In 1960 Babbitt won a coveted George Marshall fellowship, which took him to the University of Newcastle in England, where he received a master’s degree in geophysics. Like any young man, he had a series of epiphanies. On the Dover-to-Calais ferry, he read Aldo Leopold’s classic, A Sand County Almanac, and began to see the landscape of his youth in
a new light. “My attachment to land was absolutely emotional,” he says. “What Leopold showed me was the living earth. When I saw a pine tree, I smelled the bark and saw its silhouette against the sky. I didn’t make any effort to understand its place in the forest or how it nurtured the squirrels or the elk browsing. Leopold showed me that this tree belongs to a system of
parts.”

In Bolivia in the summer of 1962, flying around in helicopters doing graduate fieldwork in geology, Babbitt was struck by the economic disparity of his life and the lives of the half-starved villagers. He suddenly understood that he, too, belonged to a system of parts, a system that countenanced inequities he hadn’t been exposed to in Flagstaff. He decided that he didn’t want
to spend his life analyzing the magnetic orientation of rock specimens. He wanted to be of use. He swerved out of science and into Harvard Law School, but the course work bored him. In the summers he returned to South America. He dug sewer-pipe ditches in shantytowns above Caracas and led a student work camp in the Andes.

After he got his law degree he worked for VISTA and the federal Office of Economic Opportunity. It was 1965, the midst of the civil-rights upheavals. Babbitt participated in the march on Selma. He helped put together legal-services programs for the Choctaw Indians and helped integrate Head Start programs in Louisiana and Mississippi. But the times were getting crazier. Riots
were breaking out in the cities. After two years he grew disillusioned with his work, the experience serving mostly to sharpen his sense of the limits of what the federal government could do. He was 28 years old. It was time, as his mother might put it, to get serious. He wanted to find a wife, a lawn to mow, a community to be a part of that wasn’t so…abstract.

The morning air was sharp and chilly as Babbitt buckled himself into the belly of a government floatplane. He’d already burned off his strawberry pancakes hiking up a draw above camp in the Arctic National Wildlife Refuge. He’d watched a lone musk ox lumber through the willows and up the scree slope, its long fringe of fine hair swinging like the grass skirts of a hula troupe.
He’d affected a lugubriously enigmatic look for Anchorage TV crews.

The plane took him over flat-bottomed Fire Creek and past a mesa where oil-company helicopters drop bigwigs for a million-dollar box lunch. Then it turned north, threading the mountain defile of the Katakturuk River, crossing a bluff where oil actually seeps from the ground and the air, it’s said, “smells like money.” The plane turned east again, and the pilot circled around to
give the secretary another glimpse of a grizzly sow and her yearlings. Farther off, small groups of caribou were running–soon to join the herd of some 160,000 animals heading south. Still farther east the party interrupted a pack of wolves feeding on a kill. They scattered over the great green plain–one black, one white, four gray. The spectacle of the frozen Arctic Ocean and
the icebreakers on the horizon was still in Babbitt’s thoughts, and now, with the wolves and the bears and the caribou and the incalculable feeling of wildness, it was occurring to him that this must have been what it was like once on the Great Plains, the caribou standing in for buffalo. He felt like he was looking back in time, at the West that his family had helped to settle,
to tame, to finish.

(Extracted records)
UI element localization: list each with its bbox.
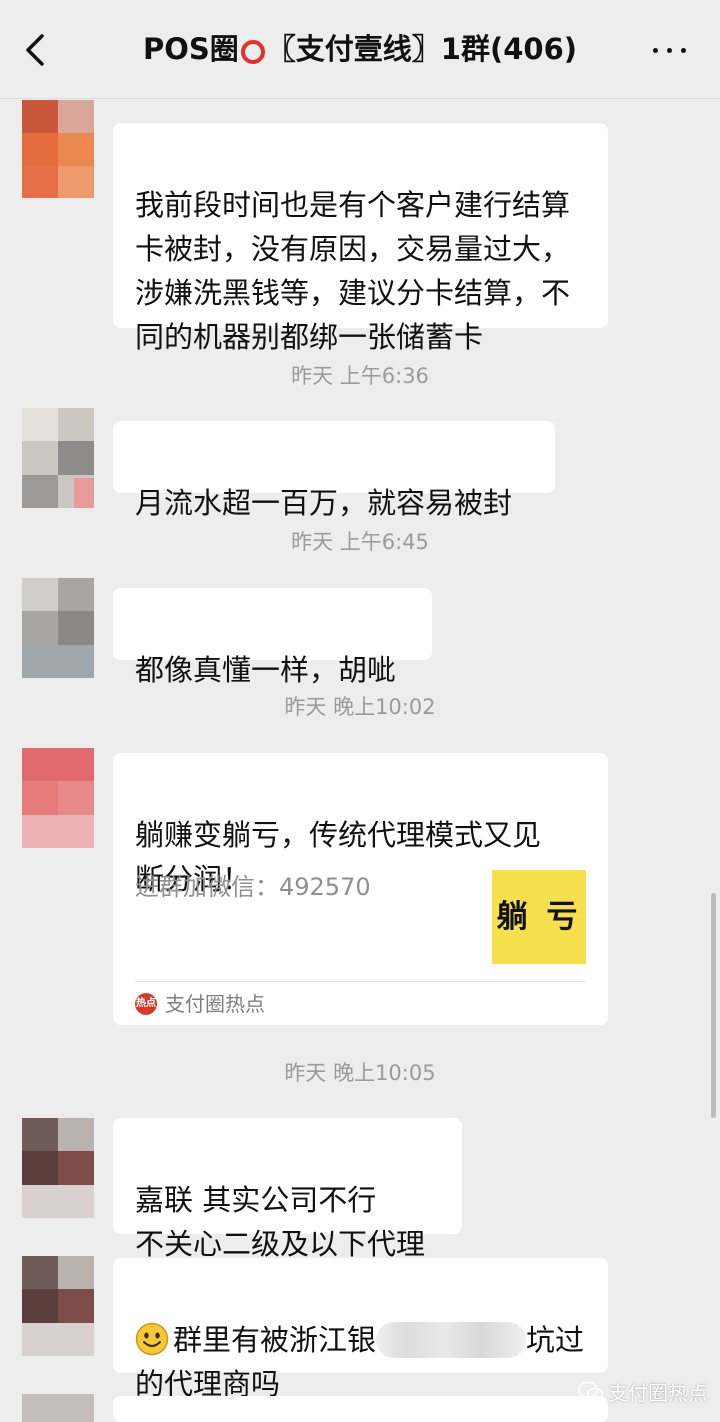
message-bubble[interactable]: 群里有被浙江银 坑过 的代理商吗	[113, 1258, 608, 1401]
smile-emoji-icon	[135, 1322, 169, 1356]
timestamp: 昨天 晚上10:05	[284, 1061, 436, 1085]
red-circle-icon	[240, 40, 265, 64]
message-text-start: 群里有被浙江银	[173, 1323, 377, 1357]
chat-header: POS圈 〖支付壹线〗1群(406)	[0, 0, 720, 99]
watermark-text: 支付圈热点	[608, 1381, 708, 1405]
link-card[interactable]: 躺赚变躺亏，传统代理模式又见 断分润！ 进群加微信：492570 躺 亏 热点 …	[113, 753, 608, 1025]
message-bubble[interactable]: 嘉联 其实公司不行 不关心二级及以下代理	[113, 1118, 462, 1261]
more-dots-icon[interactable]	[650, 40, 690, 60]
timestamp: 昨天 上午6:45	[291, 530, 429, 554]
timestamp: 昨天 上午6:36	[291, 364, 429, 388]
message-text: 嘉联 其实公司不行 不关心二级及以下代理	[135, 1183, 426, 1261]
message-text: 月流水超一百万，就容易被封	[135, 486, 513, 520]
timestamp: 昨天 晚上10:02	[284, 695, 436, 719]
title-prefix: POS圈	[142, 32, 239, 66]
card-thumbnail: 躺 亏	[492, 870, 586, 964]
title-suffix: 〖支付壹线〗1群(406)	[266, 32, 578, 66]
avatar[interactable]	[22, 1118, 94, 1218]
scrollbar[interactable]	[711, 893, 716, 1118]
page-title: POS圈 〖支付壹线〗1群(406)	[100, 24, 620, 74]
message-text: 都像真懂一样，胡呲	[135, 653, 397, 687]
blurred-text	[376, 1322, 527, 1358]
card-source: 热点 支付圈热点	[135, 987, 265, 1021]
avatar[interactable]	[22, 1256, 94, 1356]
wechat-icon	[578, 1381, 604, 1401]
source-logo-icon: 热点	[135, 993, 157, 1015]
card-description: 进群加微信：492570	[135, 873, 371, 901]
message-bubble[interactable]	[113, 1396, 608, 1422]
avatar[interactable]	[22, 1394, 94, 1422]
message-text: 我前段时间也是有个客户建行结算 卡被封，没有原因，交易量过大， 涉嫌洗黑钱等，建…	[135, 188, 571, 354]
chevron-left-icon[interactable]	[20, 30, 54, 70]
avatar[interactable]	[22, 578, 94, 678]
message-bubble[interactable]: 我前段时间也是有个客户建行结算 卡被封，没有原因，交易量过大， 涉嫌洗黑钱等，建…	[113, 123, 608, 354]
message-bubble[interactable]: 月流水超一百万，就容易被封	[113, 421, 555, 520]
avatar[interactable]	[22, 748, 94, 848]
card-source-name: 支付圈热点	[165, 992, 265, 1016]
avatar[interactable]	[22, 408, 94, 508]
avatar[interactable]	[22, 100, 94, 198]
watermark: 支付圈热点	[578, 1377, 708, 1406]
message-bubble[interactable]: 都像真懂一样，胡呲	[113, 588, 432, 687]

---

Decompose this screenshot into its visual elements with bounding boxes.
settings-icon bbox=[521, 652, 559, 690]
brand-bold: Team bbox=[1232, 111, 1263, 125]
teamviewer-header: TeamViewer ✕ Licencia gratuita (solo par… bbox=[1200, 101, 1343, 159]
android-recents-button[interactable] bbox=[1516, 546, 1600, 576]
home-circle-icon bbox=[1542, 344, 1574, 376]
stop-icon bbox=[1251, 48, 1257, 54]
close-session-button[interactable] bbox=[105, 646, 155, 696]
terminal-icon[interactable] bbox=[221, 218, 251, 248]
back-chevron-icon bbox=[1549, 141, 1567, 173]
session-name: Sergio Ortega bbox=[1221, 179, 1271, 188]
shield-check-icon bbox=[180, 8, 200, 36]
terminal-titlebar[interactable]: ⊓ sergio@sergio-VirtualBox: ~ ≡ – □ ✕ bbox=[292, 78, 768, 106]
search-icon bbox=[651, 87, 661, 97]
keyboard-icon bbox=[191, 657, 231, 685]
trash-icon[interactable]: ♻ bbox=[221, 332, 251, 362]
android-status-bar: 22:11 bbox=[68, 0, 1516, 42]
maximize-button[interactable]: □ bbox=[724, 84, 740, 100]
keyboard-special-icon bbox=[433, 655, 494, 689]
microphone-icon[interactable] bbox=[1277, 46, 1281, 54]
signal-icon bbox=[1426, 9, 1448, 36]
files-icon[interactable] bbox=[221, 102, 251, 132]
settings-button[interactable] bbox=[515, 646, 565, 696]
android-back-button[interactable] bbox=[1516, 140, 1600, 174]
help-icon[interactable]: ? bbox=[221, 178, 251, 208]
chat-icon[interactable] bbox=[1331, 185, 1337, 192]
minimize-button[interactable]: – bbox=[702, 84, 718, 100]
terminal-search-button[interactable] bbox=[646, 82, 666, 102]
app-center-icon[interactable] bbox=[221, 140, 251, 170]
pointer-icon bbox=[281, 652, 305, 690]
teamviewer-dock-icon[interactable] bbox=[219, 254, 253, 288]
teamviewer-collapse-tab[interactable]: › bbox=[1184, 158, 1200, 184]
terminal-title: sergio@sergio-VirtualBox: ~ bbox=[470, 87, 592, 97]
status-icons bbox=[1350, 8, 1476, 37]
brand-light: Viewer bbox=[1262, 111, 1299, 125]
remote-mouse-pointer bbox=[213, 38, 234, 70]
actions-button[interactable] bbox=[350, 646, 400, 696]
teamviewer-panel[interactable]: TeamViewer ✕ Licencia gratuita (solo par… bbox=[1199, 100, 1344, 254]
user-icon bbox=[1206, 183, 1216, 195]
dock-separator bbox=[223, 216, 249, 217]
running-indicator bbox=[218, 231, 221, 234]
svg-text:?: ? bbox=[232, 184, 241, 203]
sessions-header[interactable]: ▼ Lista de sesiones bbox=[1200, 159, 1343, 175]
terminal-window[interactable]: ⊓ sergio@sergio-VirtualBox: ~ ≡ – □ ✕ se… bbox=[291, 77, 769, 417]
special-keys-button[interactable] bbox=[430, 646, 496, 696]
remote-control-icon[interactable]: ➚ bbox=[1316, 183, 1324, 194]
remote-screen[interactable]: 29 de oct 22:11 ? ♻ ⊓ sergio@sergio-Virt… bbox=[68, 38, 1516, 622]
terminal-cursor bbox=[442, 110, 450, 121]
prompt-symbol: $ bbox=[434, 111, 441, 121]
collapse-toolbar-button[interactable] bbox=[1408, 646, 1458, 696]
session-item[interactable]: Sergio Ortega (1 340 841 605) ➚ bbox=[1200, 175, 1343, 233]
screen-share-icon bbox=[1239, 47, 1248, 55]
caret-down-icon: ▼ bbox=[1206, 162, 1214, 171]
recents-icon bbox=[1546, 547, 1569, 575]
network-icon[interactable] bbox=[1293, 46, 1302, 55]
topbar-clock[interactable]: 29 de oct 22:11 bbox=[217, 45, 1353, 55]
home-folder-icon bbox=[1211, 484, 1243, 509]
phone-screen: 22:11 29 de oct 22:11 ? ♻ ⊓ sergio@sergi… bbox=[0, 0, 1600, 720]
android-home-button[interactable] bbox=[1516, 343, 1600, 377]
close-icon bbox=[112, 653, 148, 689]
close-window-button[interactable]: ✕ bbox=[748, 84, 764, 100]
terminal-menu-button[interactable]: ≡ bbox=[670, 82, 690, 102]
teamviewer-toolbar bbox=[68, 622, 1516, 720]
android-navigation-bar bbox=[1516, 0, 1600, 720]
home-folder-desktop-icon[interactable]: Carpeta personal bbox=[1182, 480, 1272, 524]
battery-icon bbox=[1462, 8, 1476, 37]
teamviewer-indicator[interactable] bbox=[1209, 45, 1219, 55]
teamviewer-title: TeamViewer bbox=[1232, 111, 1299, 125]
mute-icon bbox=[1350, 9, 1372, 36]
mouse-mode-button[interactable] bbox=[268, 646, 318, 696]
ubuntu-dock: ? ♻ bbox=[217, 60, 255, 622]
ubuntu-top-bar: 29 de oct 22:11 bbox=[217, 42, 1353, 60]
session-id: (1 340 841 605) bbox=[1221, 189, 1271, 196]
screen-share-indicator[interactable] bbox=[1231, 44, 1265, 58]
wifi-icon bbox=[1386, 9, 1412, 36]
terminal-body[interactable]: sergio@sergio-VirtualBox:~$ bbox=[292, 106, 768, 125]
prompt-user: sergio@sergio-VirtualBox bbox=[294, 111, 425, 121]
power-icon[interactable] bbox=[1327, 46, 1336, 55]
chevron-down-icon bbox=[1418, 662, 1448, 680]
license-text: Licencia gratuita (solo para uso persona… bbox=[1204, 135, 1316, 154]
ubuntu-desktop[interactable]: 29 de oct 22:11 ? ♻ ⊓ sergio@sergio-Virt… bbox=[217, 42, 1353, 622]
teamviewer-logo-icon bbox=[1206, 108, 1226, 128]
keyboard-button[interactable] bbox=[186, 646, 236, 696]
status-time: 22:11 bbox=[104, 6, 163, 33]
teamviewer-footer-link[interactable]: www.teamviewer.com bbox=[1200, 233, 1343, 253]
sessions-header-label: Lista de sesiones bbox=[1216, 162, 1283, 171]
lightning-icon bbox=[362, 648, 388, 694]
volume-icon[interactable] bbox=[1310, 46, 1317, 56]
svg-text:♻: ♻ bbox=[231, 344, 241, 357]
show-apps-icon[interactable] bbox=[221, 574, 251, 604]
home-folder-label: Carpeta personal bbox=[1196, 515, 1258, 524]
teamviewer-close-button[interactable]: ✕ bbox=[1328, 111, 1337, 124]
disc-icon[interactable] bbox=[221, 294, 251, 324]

--

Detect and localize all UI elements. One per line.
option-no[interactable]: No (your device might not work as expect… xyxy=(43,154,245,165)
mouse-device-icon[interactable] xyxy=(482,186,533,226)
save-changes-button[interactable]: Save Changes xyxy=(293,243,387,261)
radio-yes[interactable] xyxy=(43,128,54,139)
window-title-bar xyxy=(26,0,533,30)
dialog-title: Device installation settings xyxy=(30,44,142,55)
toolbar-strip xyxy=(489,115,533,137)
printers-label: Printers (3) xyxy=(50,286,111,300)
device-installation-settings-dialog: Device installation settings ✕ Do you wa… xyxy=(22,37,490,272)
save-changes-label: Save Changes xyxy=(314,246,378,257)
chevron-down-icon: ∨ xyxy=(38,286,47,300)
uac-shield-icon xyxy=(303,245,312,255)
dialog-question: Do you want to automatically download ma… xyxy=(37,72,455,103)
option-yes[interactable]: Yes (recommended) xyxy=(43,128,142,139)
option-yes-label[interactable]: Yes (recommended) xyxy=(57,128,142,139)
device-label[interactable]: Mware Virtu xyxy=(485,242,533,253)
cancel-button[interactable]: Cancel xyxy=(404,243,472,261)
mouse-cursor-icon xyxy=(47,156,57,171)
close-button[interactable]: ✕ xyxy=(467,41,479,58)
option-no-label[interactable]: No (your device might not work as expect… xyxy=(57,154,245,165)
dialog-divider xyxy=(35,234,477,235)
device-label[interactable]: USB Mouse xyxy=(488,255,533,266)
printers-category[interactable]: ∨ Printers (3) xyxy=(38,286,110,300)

> [Given task]: Proceed with the passage about Babbitt, carrying it on from its final sentence.

> [Answer for the task]:
The next day, in Fairbanks, Babbitt spoke to the theme that had been assembling in his thoughts at a large gathering at the University of Alaska’s Wood Center Ballroom. Norbert Bonjo had been advised that people crazy enough to live in Fairbanks could get pretty vehement exercising their First Amendment rights, and while he didn’t have his gun drawn, he was watching the crowd
carefully. A news photographer wondered aloud: “Do you think Norb would take a bullet for Bruce?”

“When we developed the western frontier,” Babbitt was saying, “we paid a terrible price. We wiped out Indian tribes, separating them from the buffalo. We homesteaded and settled land that couldn’t sustain farming. We dried up and dammed every single stream. We let logging companies go wild. That’s a price we don’t need to pay in Alaska. Here we have a last chance to learn from
200 years of American history, to see if we can’t find that equilibrium. Government is not always the enemy.”

“Not always, only most of the time,” said a woman in the front row.

“We’re going to try to lower the rhetoric a little bit,” Babbitt continued. “We’ve got to do that by trying to start with the facts. I understand there are many people who believe our choice is either jobs or the environment. One side says jobs and to hell with the environment, the other side says the opposite. I’ve always felt that’s a false choice.”

When Babbitt opened the floor to questions, a horn-handed white man stood up. “Why should Alaskans be scapegoats for 200 years of progress in the Lower 48?” he asked. “I’m a subsistence hunter. Why are gay activists and vegetarians regulating our lives?”

Just bad luck, one would guess; Babbitt didn’t have an answer. A miner asked him why he wouldn’t publicize what it actually cost to mine on an acre of land. “You mean when am I gonna quit lying?” Babbitt said, defusing the tension.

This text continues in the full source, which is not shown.